## What is asked
Gather every line in the records below that contains the word "habt".

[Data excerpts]
- - - -
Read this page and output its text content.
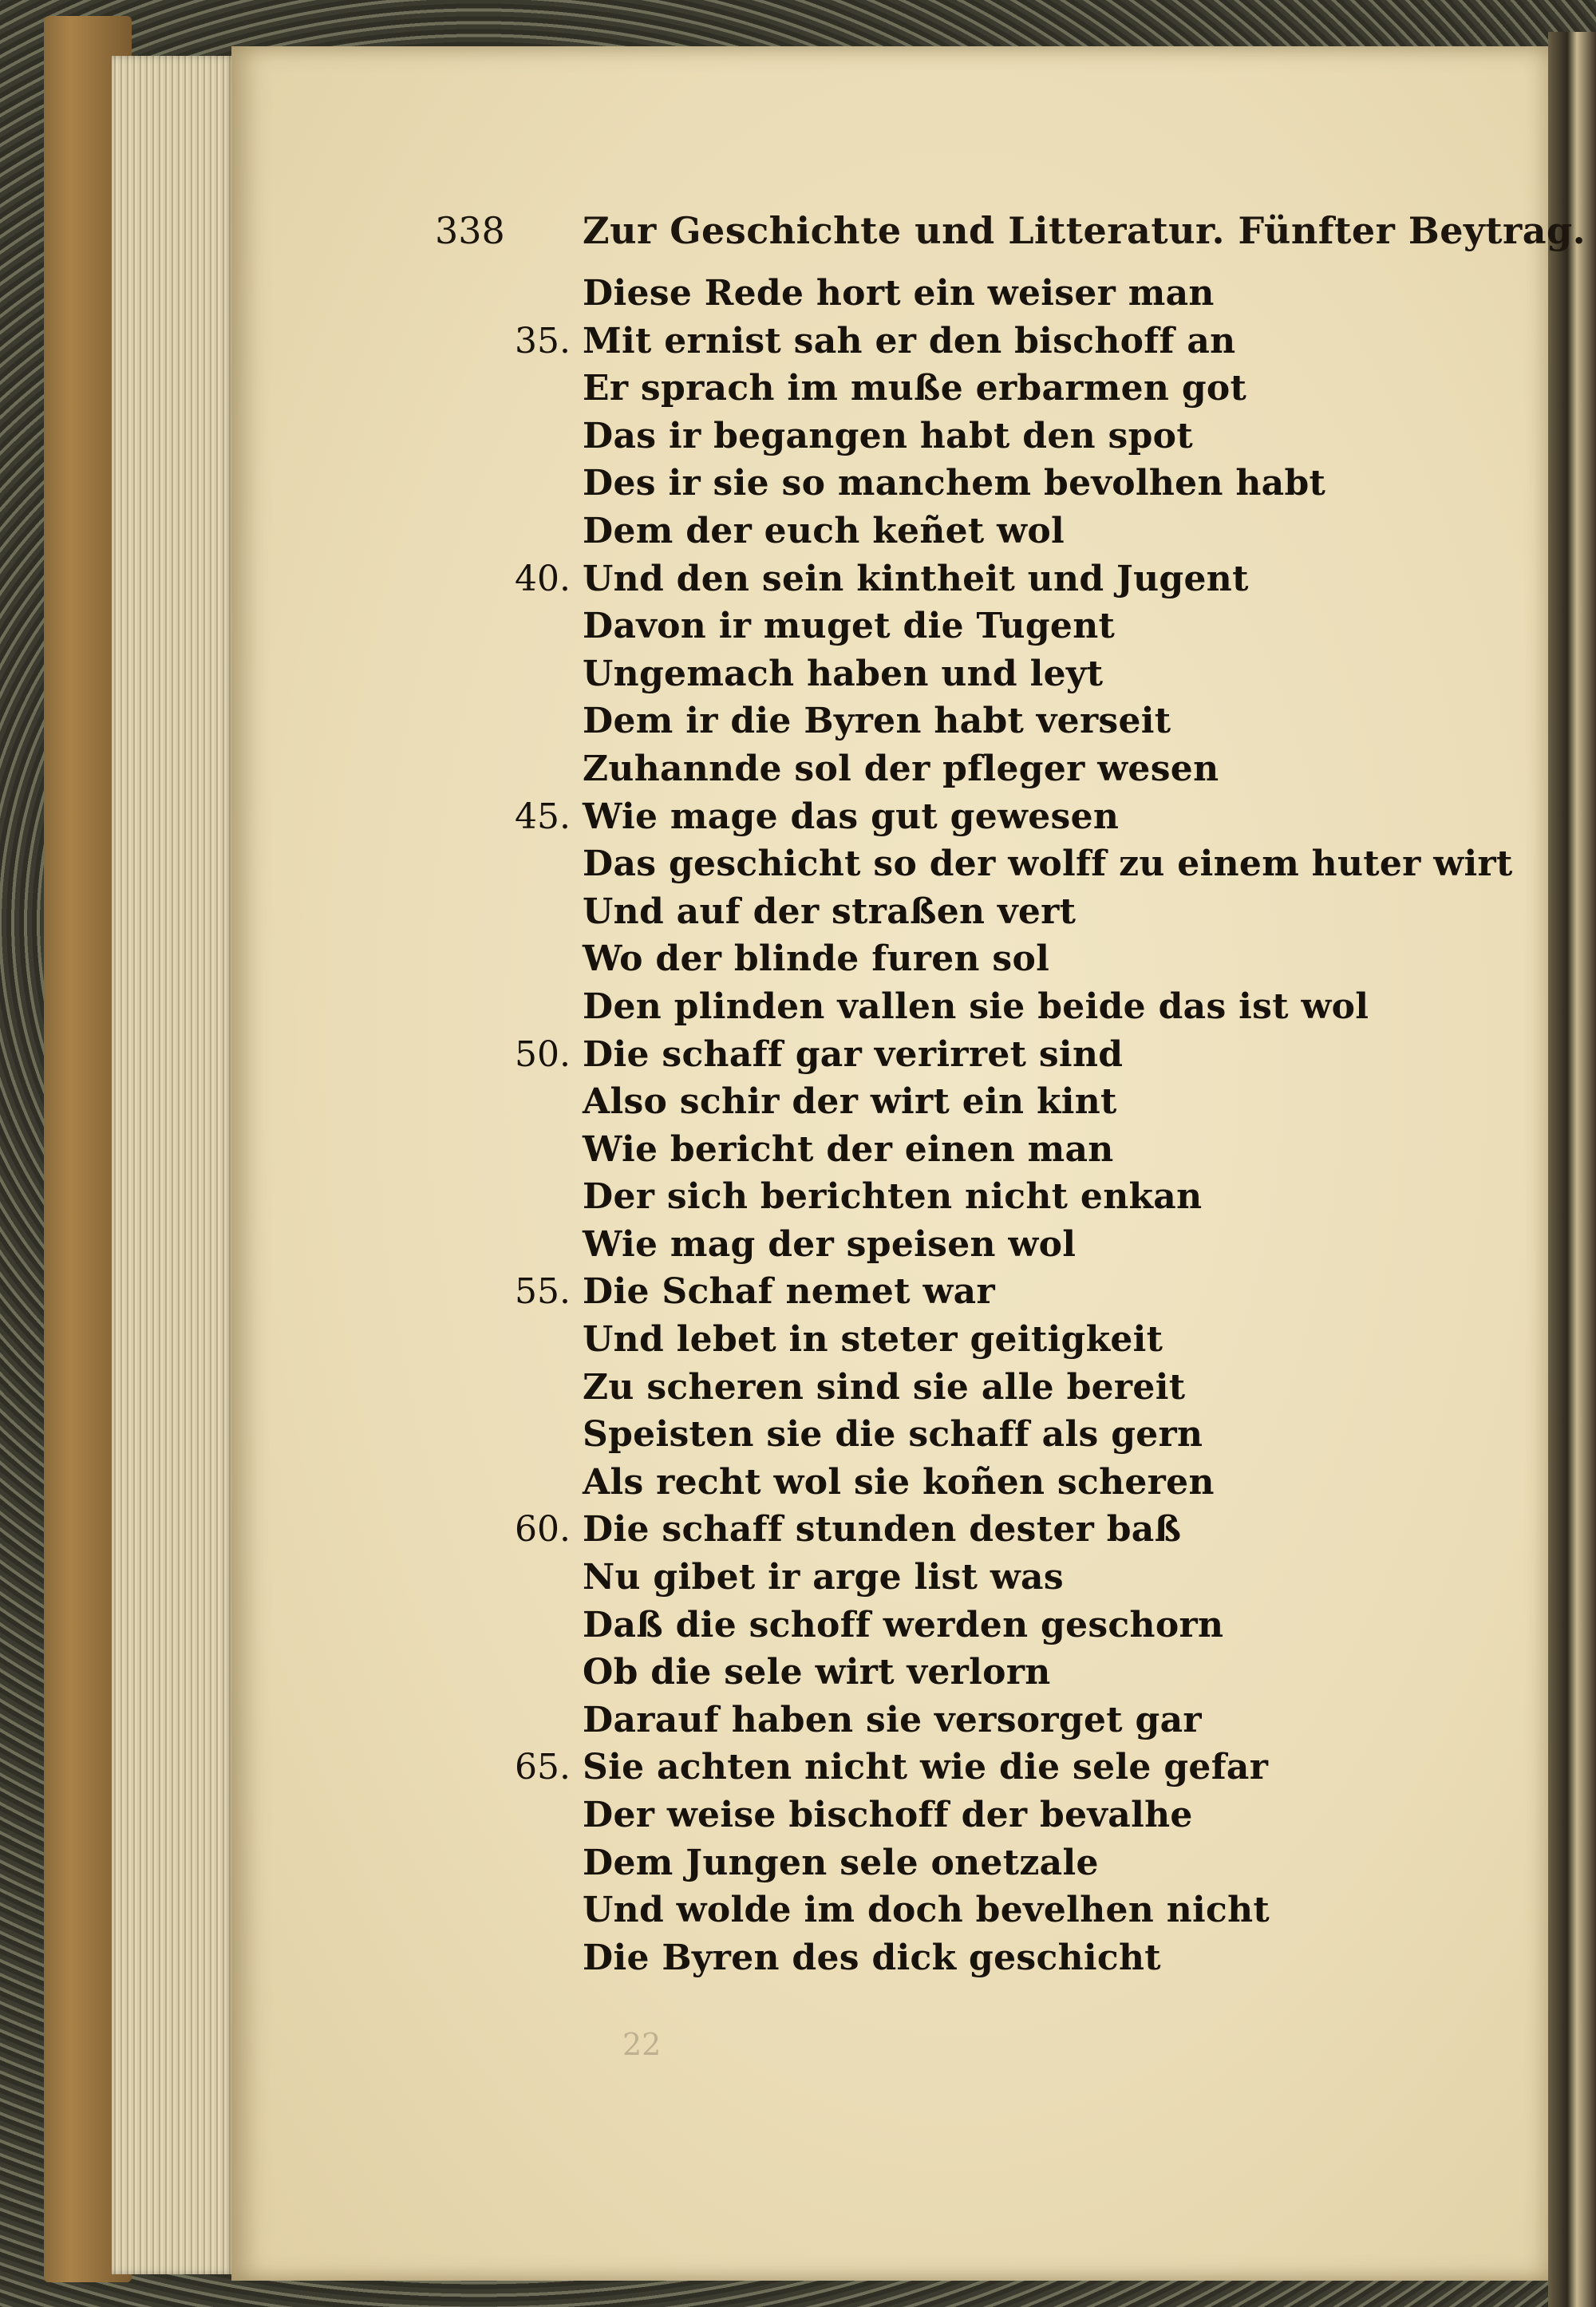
338 Zur Geschichte und Litteratur. Fünfter Beytrag.
Diese Rede hort ein weiser man
35. Mit ernist sah er den bischoff an
Er sprach im muße erbarmen got
Das ir begangen habt den spot
Des ir sie so manchem bevolhen habt
Dem der euch keñet wol
40. Und den sein kintheit und Jugent
Davon ir muget die Tugent
Ungemach haben und leyt
Dem ir die Byren habt verseit
Zuhannde sol der pfleger wesen
45. Wie mage das gut gewesen
Das geschicht so der wolff zu einem huter wirt
Und auf der straßen vert
Wo der blinde furen sol
Den plinden vallen sie beide das ist wol
50. Die schaff gar verirret sind
Also schir der wirt ein kint
Wie bericht der einen man
Der sich berichten nicht enkan
Wie mag der speisen wol
55. Die Schaf nemet war
Und lebet in steter geitigkeit
Zu scheren sind sie alle bereit
Speisten sie die schaff als gern
Als recht wol sie koñen scheren
60. Die schaff stunden dester baß
Nu gibet ir arge list was
Daß die schoff werden geschorn
Ob die sele wirt verlorn
Darauf haben sie versorget gar
65. Sie achten nicht wie die sele gefar
Der weise bischoff der bevalhe
Dem Jungen sele onetzale
Und wolde im doch bevelhen nicht
Die Byren des dick geschicht
22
- - - -
## Written reply
Das ir begangen habt den spot
Des ir sie so manchem bevolhen habt
Dem ir die Byren habt verseit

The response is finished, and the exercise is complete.